§ Short exercise: Search the material below for the string "higher" and list each line that holds it.
━━━━
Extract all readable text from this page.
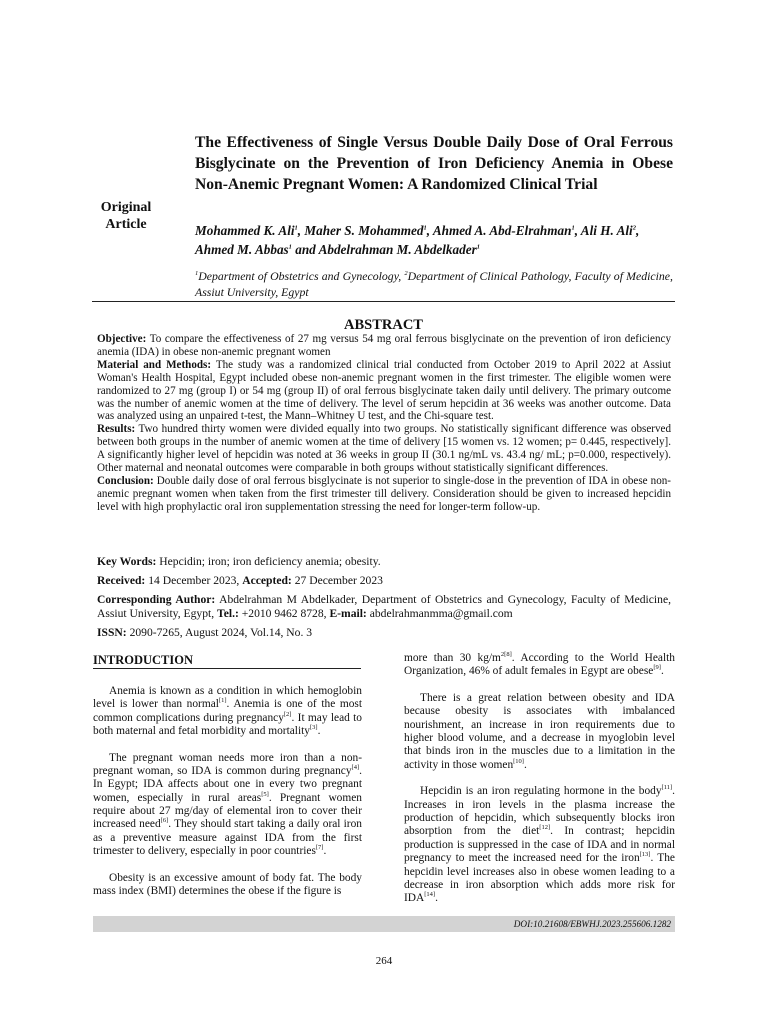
Original
Article
The Effectiveness of Single Versus Double Daily Dose of Oral Ferrous Bisglycinate on the Prevention of Iron Deficiency Anemia in Obese Non-Anemic Pregnant Women: A Randomized Clinical Trial
Mohammed K. Ali$^1$, Maher S. Mohammed$^1$, Ahmed A. Abd-Elrahman$^1$, Ali H. Ali$^2$, Ahmed M. Abbas$^1$ and Abdelrahman M. Abdelkader$^1$
$^1$Department of Obstetrics and Gynecology, $^2$Department of Clinical Pathology, Faculty of Medicine, Assiut University, Egypt
ABSTRACT

Objective: To compare the effectiveness of 27 mg versus 54 mg oral ferrous bisglycinate on the prevention of iron deficiency anemia (IDA) in obese non-anemic pregnant women

Material and Methods: The study was a randomized clinical trial conducted from October 2019 to April 2022 at Assiut Woman's Health Hospital, Egypt included obese non-anemic pregnant women in the first trimester. The eligible women were randomized to 27 mg (group I) or 54 mg (group II) of oral ferrous bisglycinate taken daily until delivery. The primary outcome was the number of anemic women at the time of delivery. The level of serum hepcidin at 36 weeks was another outcome. Data was analyzed using an unpaired t-test, the Mann–Whitney U test, and the Chi-square test.

Results: Two hundred thirty women were divided equally into two groups. No statistically significant difference was observed between both groups in the number of anemic women at the time of delivery [15 women vs. 12 women; p= 0.445, respectively]. A significantly higher level of hepcidin was noted at 36 weeks in group II (30.1 ng/mL vs. 43.4 ng/ mL; p=0.000, respectively). Other maternal and neonatal outcomes were comparable in both groups without statistically significant differences.

Conclusion: Double daily dose of oral ferrous bisglycinate is not superior to single-dose in the prevention of IDA in obese non-anemic pregnant women when taken from the first trimester till delivery. Consideration should be given to increased hepcidin level with high prophylactic oral iron supplementation stressing the need for longer-term follow-up.

Key Words: Hepcidin; iron; iron deficiency anemia; obesity.
Received: 14 December 2023, Accepted: 27 December 2023
Corresponding Author: Abdelrahman M Abdelkader, Department of Obstetrics and Gynecology, Faculty of Medicine, Assiut University, Egypt, Tel.: +2010 9462 8728, E-mail: abdelrahmanmma@gmail.com
ISSN: 2090-7265, August 2024, Vol.14, No. 3
INTRODUCTION

Anemia is known as a condition in which hemoglobin level is lower than normal[1]. Anemia is one of the most common complications during pregnancy[2]. It may lead to both maternal and fetal morbidity and mortality[3].

The pregnant woman needs more iron than a non-pregnant woman, so IDA is common during pregnancy[4]. In Egypt; IDA affects about one in every two pregnant women, especially in rural areas[5]. Pregnant women require about 27 mg/day of elemental iron to cover their increased need[6]. They should start taking a daily oral iron as a preventive measure against IDA from the first trimester to delivery, especially in poor countries[7].

Obesity is an excessive amount of body fat. The body mass index (BMI) determines the obese if the figure is

more than 30 $kg/m^{2[8]}$. According to the World Health Organization, 46% of adult females in Egypt are obese[9].

There is a great relation between obesity and IDA because obesity is associates with imbalanced nourishment, an increase in iron requirements due to higher blood volume, and a decrease in myoglobin level that binds iron in the muscles due to a limitation in the activity in those women[10].

Hepcidin is an iron regulating hormone in the body[11]. Increases in iron levels in the plasma increase the production of hepcidin, which subsequently blocks iron absorption from the diet[12]. In contrast; hepcidin production is suppressed in the case of IDA and in normal pregnancy to meet the increased need for the iron[13]. The hepcidin level increases also in obese women leading to a decrease in iron absorption which adds more risk for IDA[14].

DOI:10.21608/EBWHJ.2023.255606.1282
264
━━━━
§ Solution to the exercise:
Results: Two hundred thirty women were divided equally into two groups. No statistically significant difference was observed between both groups in the number of anemic women at the time of delivery [15 women vs. 12 women; p= 0.445, respectively]. A significantly higher level of hepcidin was noted at 36 weeks in group II (30.1 ng/mL vs. 43.4 ng/ mL; p=0.000, respectively). Other maternal and neonatal outcomes were comparable in both groups without statistically significant differences.
There is a great relation between obesity and IDA because obesity is associates with imbalanced nourishment, an increase in iron requirements due to higher blood volume, and a decrease in myoglobin level that binds iron in the muscles due to a limitation in the activity in those women[10].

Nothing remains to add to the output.